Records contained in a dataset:
▼

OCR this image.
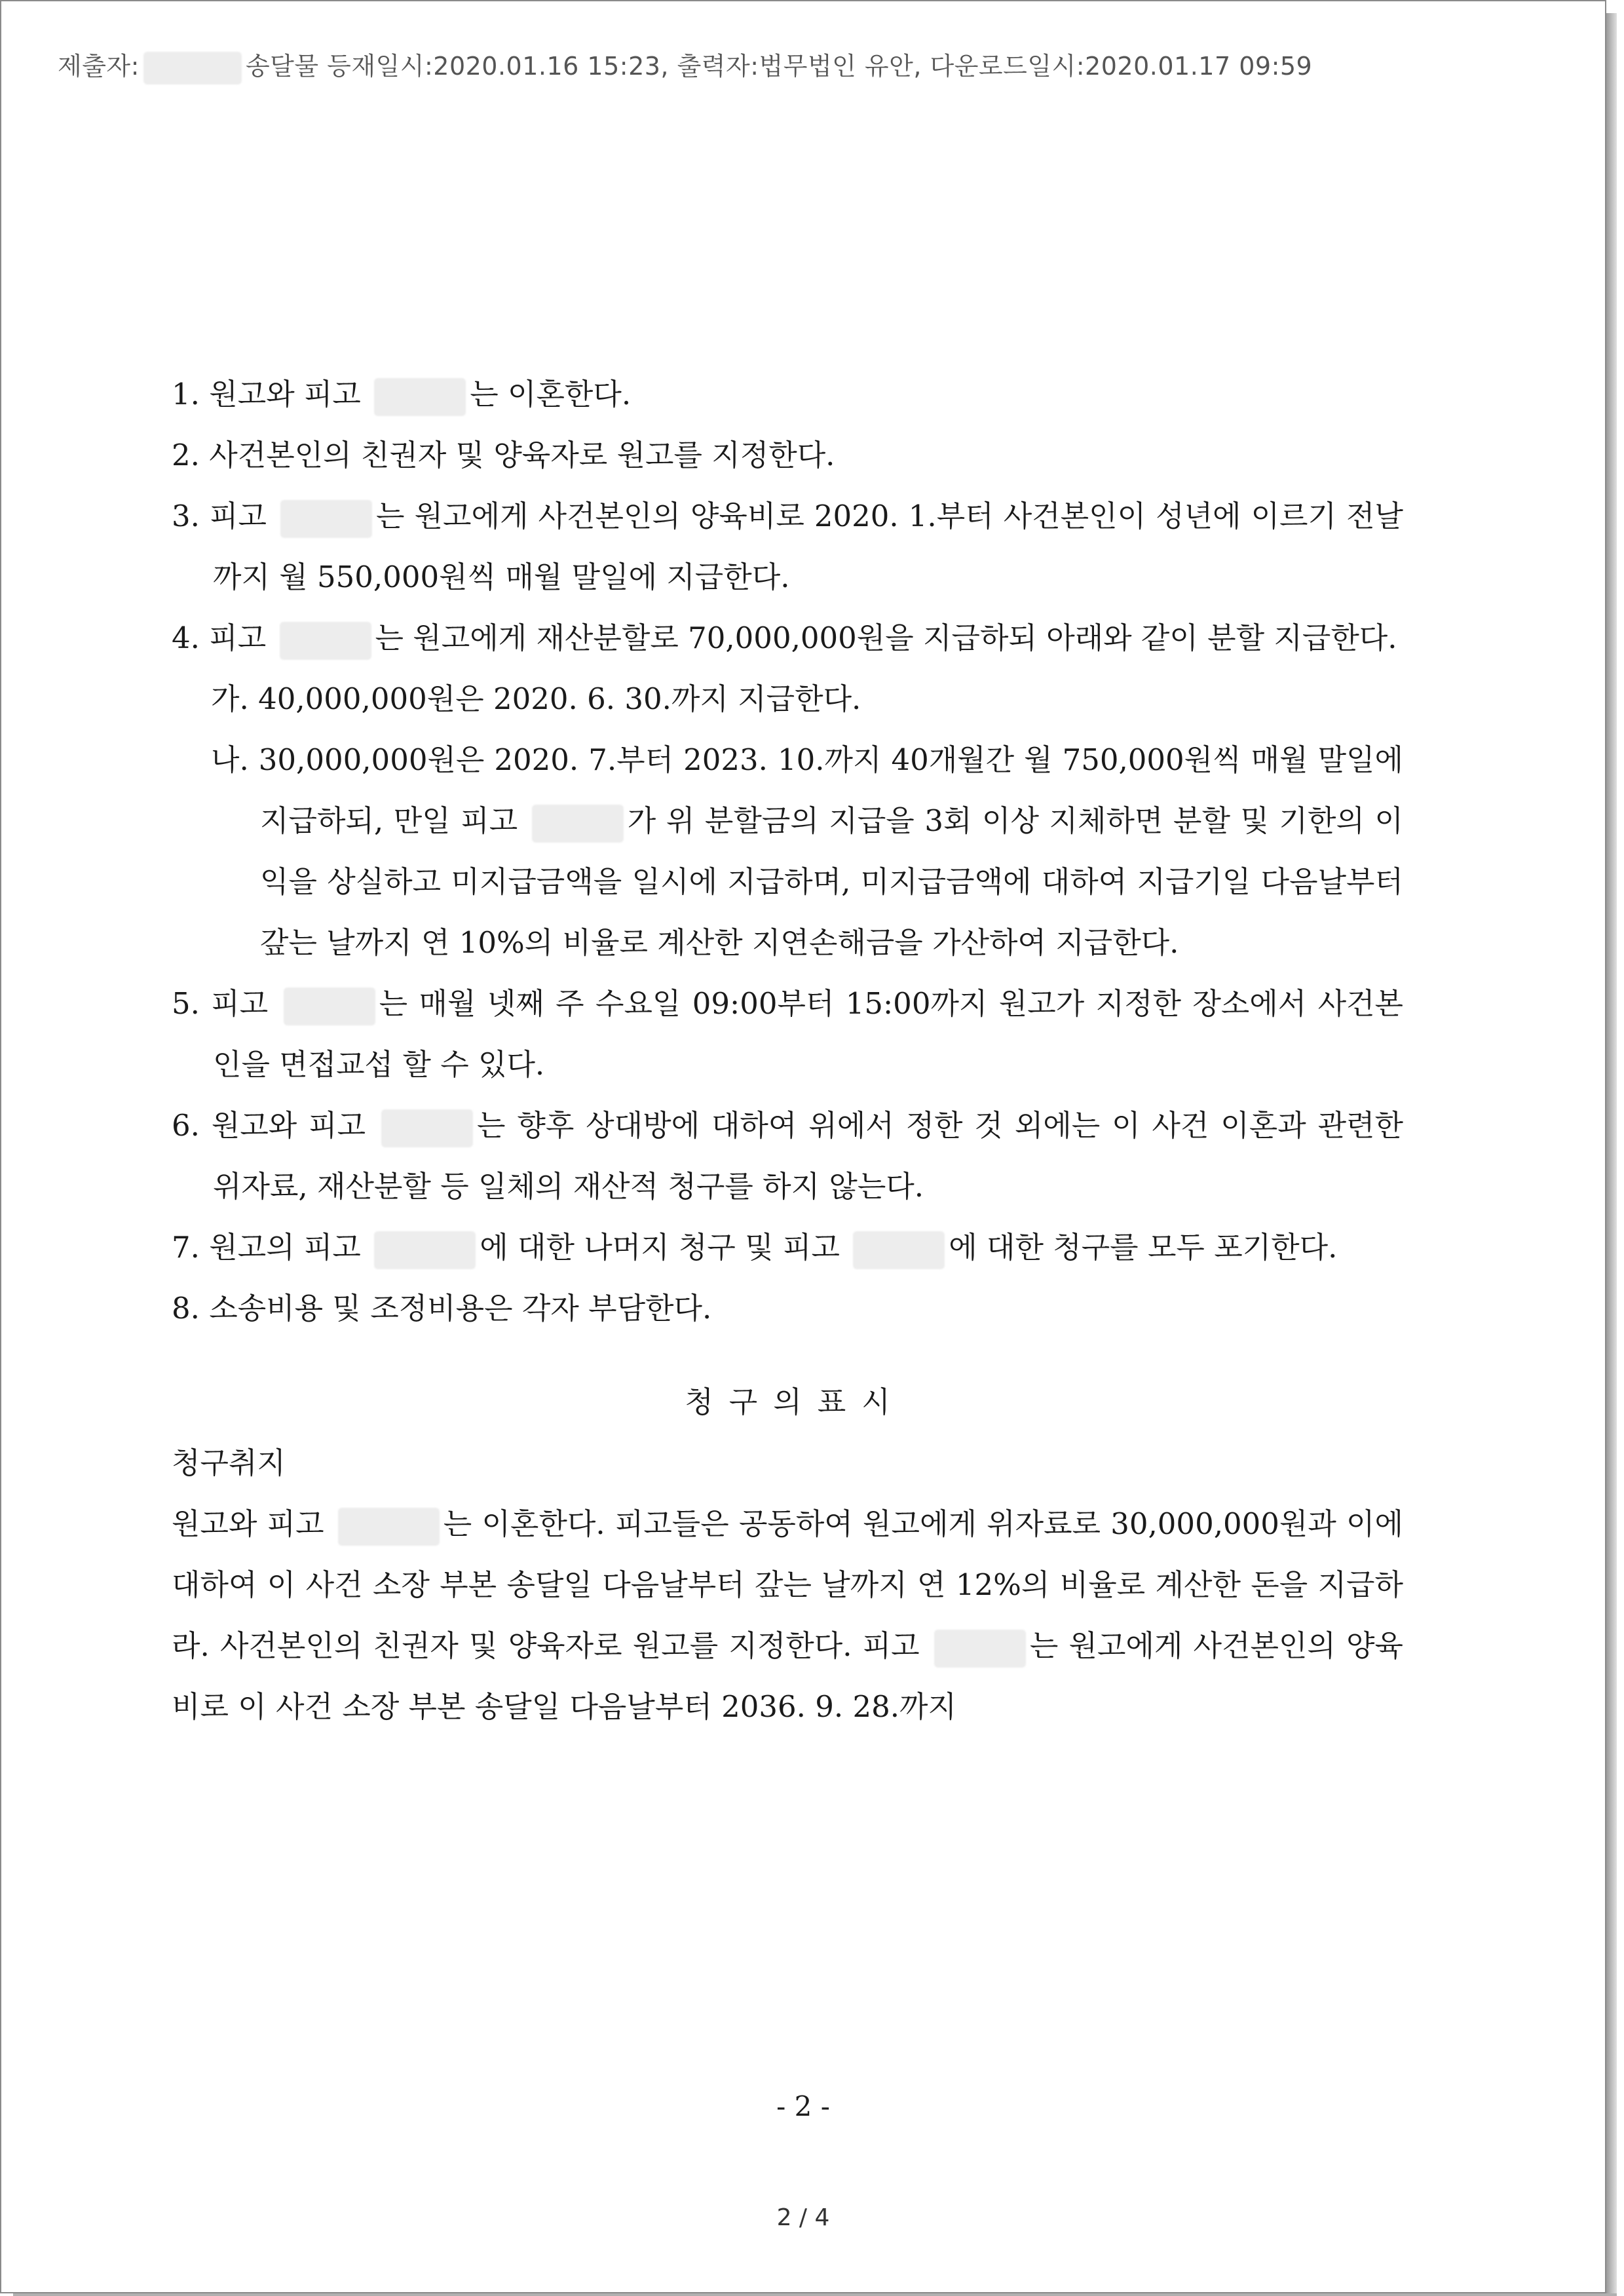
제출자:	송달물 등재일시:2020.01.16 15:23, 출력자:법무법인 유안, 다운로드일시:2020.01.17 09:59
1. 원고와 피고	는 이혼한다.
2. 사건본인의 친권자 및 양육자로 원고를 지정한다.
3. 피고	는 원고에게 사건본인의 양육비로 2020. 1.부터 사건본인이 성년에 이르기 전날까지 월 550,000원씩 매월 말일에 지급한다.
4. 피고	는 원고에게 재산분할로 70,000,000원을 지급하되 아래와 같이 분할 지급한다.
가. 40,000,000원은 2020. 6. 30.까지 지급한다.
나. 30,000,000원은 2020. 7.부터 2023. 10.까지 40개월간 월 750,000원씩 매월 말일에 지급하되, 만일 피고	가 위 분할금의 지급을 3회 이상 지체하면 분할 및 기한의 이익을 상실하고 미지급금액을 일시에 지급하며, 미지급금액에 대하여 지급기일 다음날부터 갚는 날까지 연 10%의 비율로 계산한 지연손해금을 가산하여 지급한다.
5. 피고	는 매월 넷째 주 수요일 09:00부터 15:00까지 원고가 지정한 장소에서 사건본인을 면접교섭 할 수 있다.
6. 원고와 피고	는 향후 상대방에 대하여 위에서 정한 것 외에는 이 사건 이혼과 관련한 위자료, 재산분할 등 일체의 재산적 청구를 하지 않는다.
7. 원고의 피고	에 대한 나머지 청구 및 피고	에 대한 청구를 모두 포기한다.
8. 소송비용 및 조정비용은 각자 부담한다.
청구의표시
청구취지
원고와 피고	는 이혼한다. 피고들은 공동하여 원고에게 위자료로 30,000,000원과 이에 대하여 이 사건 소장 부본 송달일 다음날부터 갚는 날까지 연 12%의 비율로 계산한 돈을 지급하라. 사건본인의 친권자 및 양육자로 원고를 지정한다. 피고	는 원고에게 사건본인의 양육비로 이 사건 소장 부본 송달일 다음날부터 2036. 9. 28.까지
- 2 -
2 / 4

▲

- Directions
Skip the pictures and print each record exactly as it stands.

- Reply to the task
OCR this image.
제출자:	송달물 등재일시:2020.01.16 15:23, 출력자:법무법인 유안, 다운로드일시:2020.01.17 09:59
1. 원고와 피고	는 이혼한다.
2. 사건본인의 친권자 및 양육자로 원고를 지정한다.
3. 피고	는 원고에게 사건본인의 양육비로 2020. 1.부터 사건본인이 성년에 이르기 전날까지 월 550,000원씩 매월 말일에 지급한다.
4. 피고	는 원고에게 재산분할로 70,000,000원을 지급하되 아래와 같이 분할 지급한다.
가. 40,000,000원은 2020. 6. 30.까지 지급한다.
나. 30,000,000원은 2020. 7.부터 2023. 10.까지 40개월간 월 750,000원씩 매월 말일에 지급하되, 만일 피고	가 위 분할금의 지급을 3회 이상 지체하면 분할 및 기한의 이익을 상실하고 미지급금액을 일시에 지급하며, 미지급금액에 대하여 지급기일 다음날부터 갚는 날까지 연 10%의 비율로 계산한 지연손해금을 가산하여 지급한다.
5. 피고	는 매월 넷째 주 수요일 09:00부터 15:00까지 원고가 지정한 장소에서 사건본인을 면접교섭 할 수 있다.
6. 원고와 피고	는 향후 상대방에 대하여 위에서 정한 것 외에는 이 사건 이혼과 관련한 위자료, 재산분할 등 일체의 재산적 청구를 하지 않는다.
7. 원고의 피고	에 대한 나머지 청구 및 피고	에 대한 청구를 모두 포기한다.
8. 소송비용 및 조정비용은 각자 부담한다.
청구의표시
청구취지
원고와 피고	는 이혼한다. 피고들은 공동하여 원고에게 위자료로 30,000,000원과 이에 대하여 이 사건 소장 부본 송달일 다음날부터 갚는 날까지 연 12%의 비율로 계산한 돈을 지급하라. 사건본인의 친권자 및 양육자로 원고를 지정한다. 피고	는 원고에게 사건본인의 양육비로 이 사건 소장 부본 송달일 다음날부터 2036. 9. 28.까지
- 2 -
2 / 4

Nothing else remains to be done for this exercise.